[Items listed in a dataset]
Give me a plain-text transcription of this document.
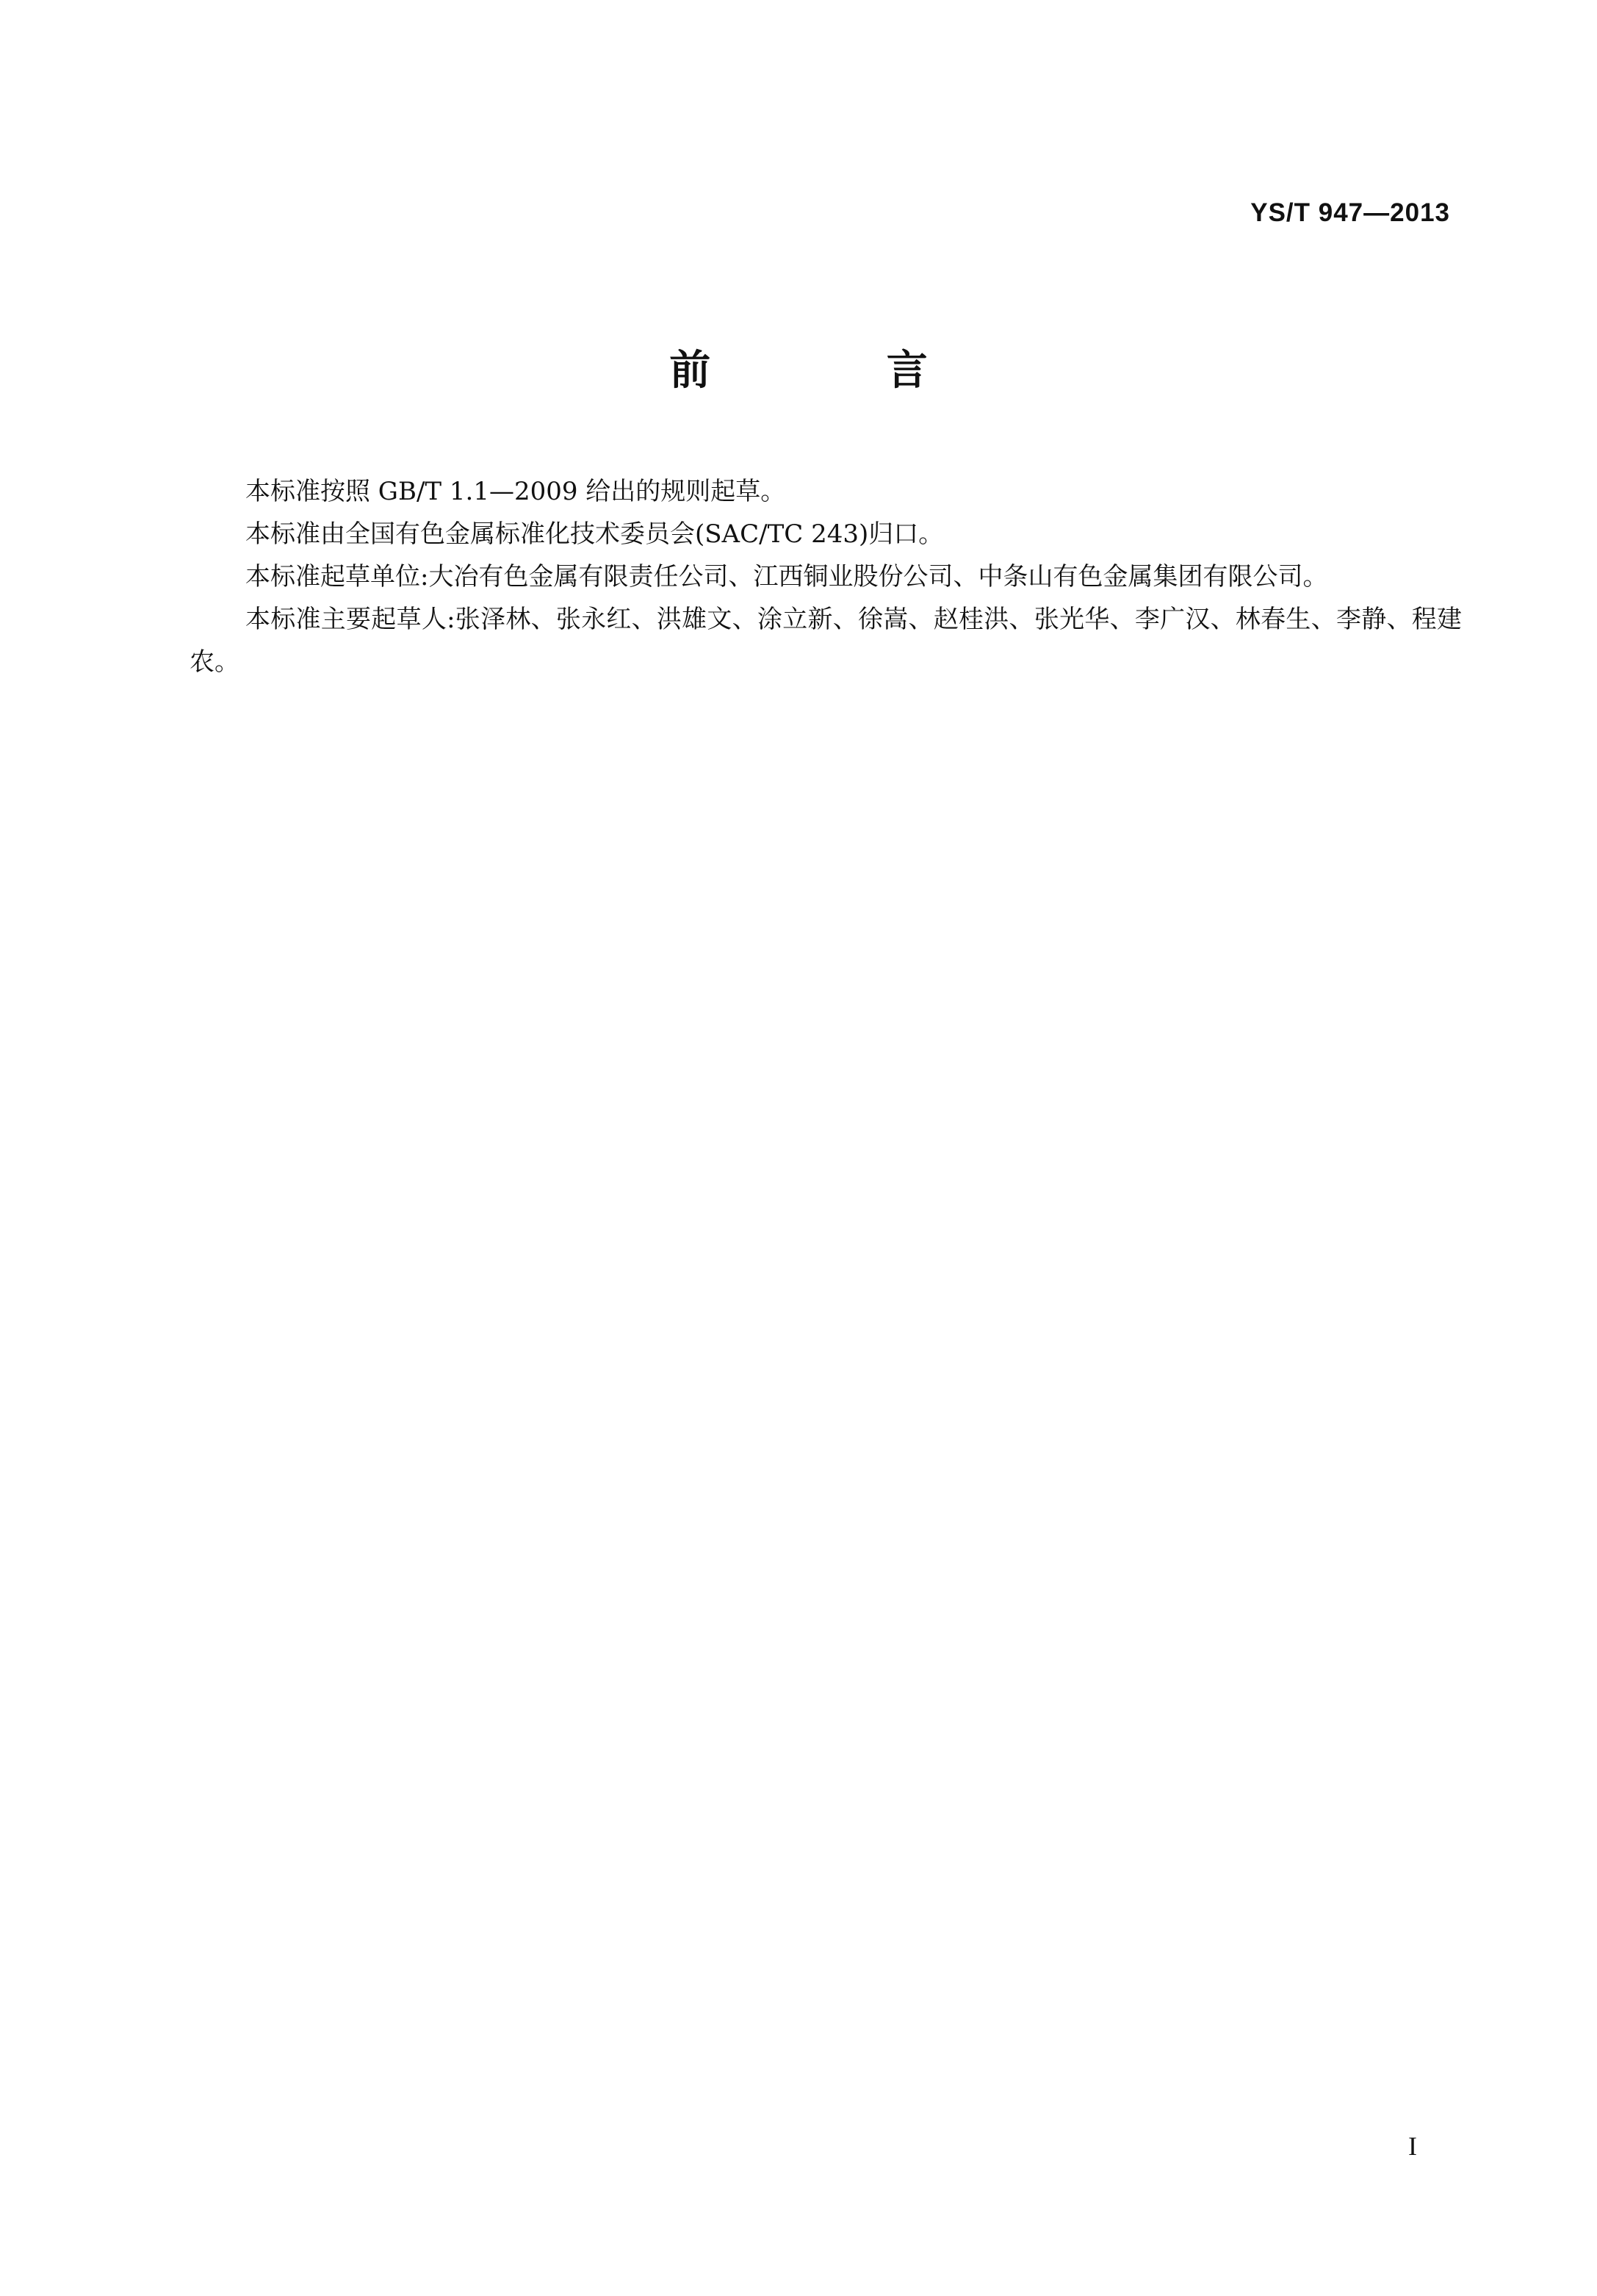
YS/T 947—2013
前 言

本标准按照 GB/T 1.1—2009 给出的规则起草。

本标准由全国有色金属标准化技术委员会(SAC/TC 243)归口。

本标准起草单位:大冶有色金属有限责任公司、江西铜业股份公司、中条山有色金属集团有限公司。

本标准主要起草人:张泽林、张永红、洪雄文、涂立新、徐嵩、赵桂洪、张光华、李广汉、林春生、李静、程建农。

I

■ PROBLEM STATEMENT
Drop the images and repeat the data exactly.

■ EXERCISE RESULT
Give me a plain-text transcription of this document.
YS/T 947—2013
前 言

本标准按照 GB/T 1.1—2009 给出的规则起草。

本标准由全国有色金属标准化技术委员会(SAC/TC 243)归口。

本标准起草单位:大冶有色金属有限责任公司、江西铜业股份公司、中条山有色金属集团有限公司。

本标准主要起草人:张泽林、张永红、洪雄文、涂立新、徐嵩、赵桂洪、张光华、李广汉、林春生、李静、程建农。

I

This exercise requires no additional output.